→ Stated task: Reproduce every record exactly as it appears, but not the pictures.

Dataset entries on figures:
──────────

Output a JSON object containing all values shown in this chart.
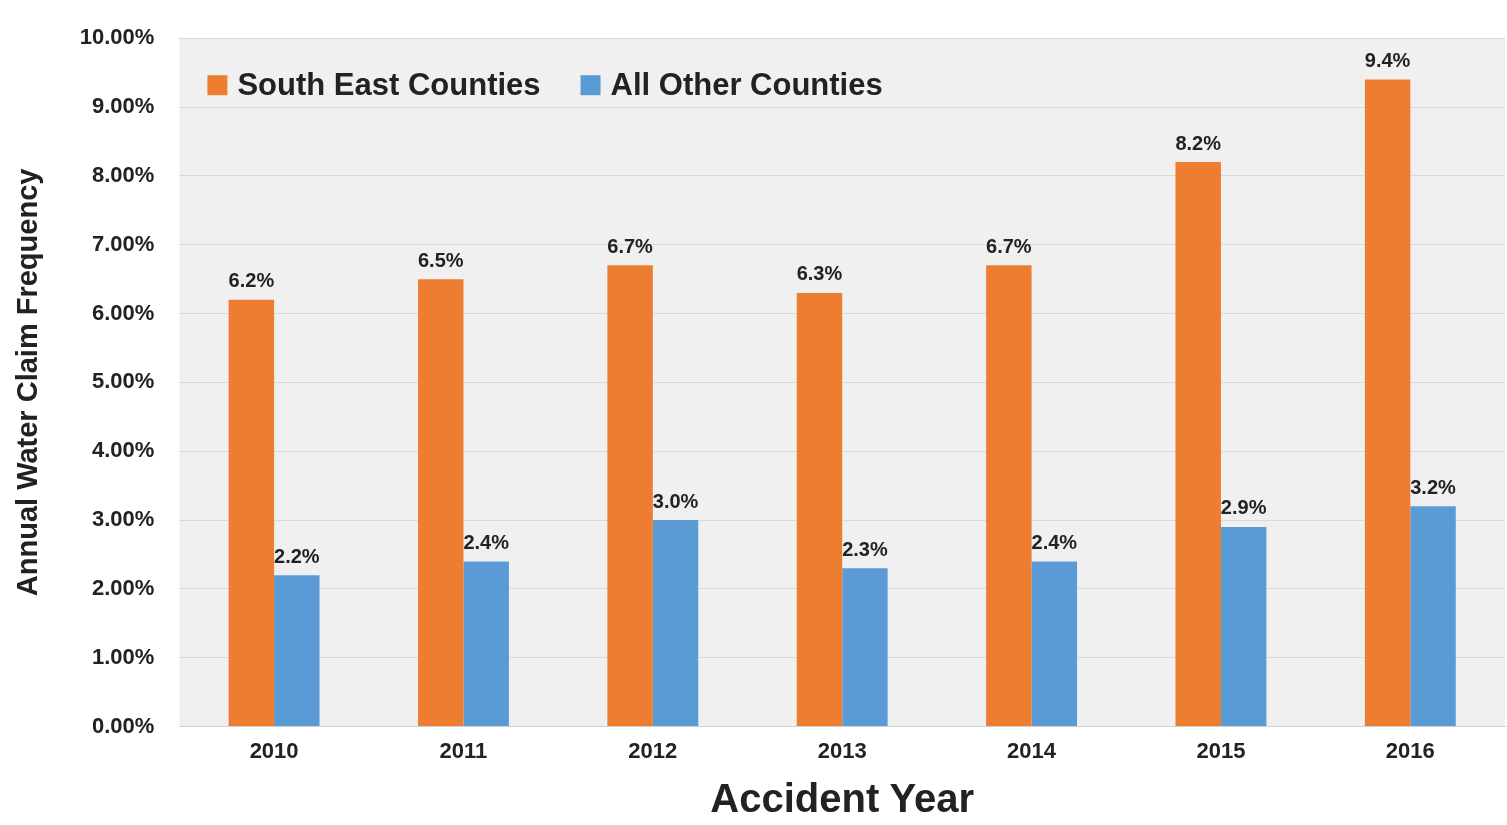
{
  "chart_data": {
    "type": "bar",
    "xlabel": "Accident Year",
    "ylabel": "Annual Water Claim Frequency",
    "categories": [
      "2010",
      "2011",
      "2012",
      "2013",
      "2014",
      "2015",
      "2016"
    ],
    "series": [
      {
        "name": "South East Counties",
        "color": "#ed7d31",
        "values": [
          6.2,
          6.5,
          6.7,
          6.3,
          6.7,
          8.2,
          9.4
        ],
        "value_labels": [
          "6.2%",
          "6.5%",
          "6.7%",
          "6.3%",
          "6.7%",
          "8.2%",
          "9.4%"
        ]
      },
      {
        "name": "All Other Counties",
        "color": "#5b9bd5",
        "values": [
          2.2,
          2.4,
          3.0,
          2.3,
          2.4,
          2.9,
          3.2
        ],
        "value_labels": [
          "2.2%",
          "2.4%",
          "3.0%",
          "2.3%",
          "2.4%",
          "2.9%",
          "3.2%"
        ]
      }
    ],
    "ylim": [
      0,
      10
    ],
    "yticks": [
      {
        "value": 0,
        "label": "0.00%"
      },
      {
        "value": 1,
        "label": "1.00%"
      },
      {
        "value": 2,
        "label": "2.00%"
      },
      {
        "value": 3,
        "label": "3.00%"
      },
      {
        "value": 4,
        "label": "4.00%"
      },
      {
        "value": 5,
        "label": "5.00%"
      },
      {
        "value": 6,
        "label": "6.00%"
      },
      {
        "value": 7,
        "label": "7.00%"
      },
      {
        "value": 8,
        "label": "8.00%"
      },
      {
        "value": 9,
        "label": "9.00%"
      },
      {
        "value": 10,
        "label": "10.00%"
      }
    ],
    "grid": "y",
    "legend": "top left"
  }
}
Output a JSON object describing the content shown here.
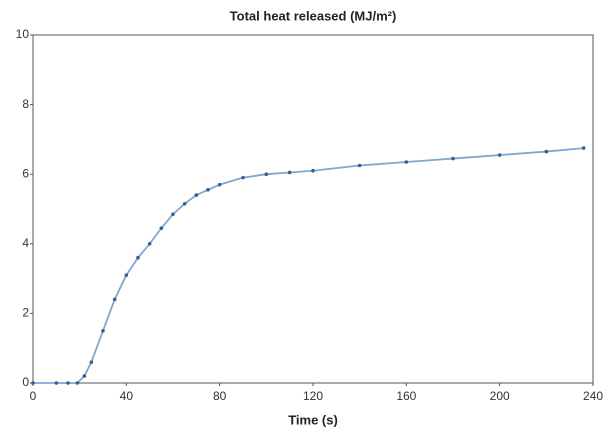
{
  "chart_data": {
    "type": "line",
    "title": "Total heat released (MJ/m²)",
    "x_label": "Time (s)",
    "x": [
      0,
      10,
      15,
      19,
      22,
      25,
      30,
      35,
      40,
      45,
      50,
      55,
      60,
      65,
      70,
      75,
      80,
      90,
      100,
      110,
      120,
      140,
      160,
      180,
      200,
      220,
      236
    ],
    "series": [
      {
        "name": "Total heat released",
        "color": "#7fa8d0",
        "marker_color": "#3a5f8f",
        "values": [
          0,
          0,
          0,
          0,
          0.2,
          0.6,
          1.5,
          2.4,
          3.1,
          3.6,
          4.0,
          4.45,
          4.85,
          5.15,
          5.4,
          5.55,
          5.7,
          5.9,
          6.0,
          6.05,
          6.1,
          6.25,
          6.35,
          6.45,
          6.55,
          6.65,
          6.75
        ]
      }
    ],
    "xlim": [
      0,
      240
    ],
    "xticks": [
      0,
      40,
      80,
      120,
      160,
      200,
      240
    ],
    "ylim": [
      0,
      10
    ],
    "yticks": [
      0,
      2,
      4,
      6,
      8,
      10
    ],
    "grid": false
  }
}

──────────

→ Task result:
Output a JSON object containing all values shown in this chart.
{
  "chart_data": {
    "type": "bar",
    "xlabel": "Accident Year",
    "ylabel": "Annual Water Claim Frequency",
    "categories": [
      "2010",
      "2011",
      "2012",
      "2013",
      "2014",
      "2015",
      "2016"
    ],
    "series": [
      {
        "name": "South East Counties",
        "color": "#ed7d31",
        "values": [
          6.2,
          6.5,
          6.7,
          6.3,
          6.7,
          8.2,
          9.4
        ],
        "value_labels": [
          "6.2%",
          "6.5%",
          "6.7%",
          "6.3%",
          "6.7%",
          "8.2%",
          "9.4%"
        ]
      },
      {
        "name": "All Other Counties",
        "color": "#5b9bd5",
        "values": [
          2.2,
          2.4,
          3.0,
          2.3,
          2.4,
          2.9,
          3.2
        ],
        "value_labels": [
          "2.2%",
          "2.4%",
          "3.0%",
          "2.3%",
          "2.4%",
          "2.9%",
          "3.2%"
        ]
      }
    ],
    "ylim": [
      0,
      10
    ],
    "yticks": [
      {
        "value": 0,
        "label": "0.00%"
      },
      {
        "value": 1,
        "label": "1.00%"
      },
      {
        "value": 2,
        "label": "2.00%"
      },
      {
        "value": 3,
        "label": "3.00%"
      },
      {
        "value": 4,
        "label": "4.00%"
      },
      {
        "value": 5,
        "label": "5.00%"
      },
      {
        "value": 6,
        "label": "6.00%"
      },
      {
        "value": 7,
        "label": "7.00%"
      },
      {
        "value": 8,
        "label": "8.00%"
      },
      {
        "value": 9,
        "label": "9.00%"
      },
      {
        "value": 10,
        "label": "10.00%"
      }
    ],
    "grid": "y",
    "legend": "top left"
  }
}
Output a JSON object describing the content shown here.
{
  "chart_data": {
    "type": "line",
    "title": "Total heat released (MJ/m²)",
    "x_label": "Time (s)",
    "x": [
      0,
      10,
      15,
      19,
      22,
      25,
      30,
      35,
      40,
      45,
      50,
      55,
      60,
      65,
      70,
      75,
      80,
      90,
      100,
      110,
      120,
      140,
      160,
      180,
      200,
      220,
      236
    ],
    "series": [
      {
        "name": "Total heat released",
        "color": "#7fa8d0",
        "marker_color": "#3a5f8f",
        "values": [
          0,
          0,
          0,
          0,
          0.2,
          0.6,
          1.5,
          2.4,
          3.1,
          3.6,
          4.0,
          4.45,
          4.85,
          5.15,
          5.4,
          5.55,
          5.7,
          5.9,
          6.0,
          6.05,
          6.1,
          6.25,
          6.35,
          6.45,
          6.55,
          6.65,
          6.75
        ]
      }
    ],
    "xlim": [
      0,
      240
    ],
    "xticks": [
      0,
      40,
      80,
      120,
      160,
      200,
      240
    ],
    "ylim": [
      0,
      10
    ],
    "yticks": [
      0,
      2,
      4,
      6,
      8,
      10
    ],
    "grid": false
  }
}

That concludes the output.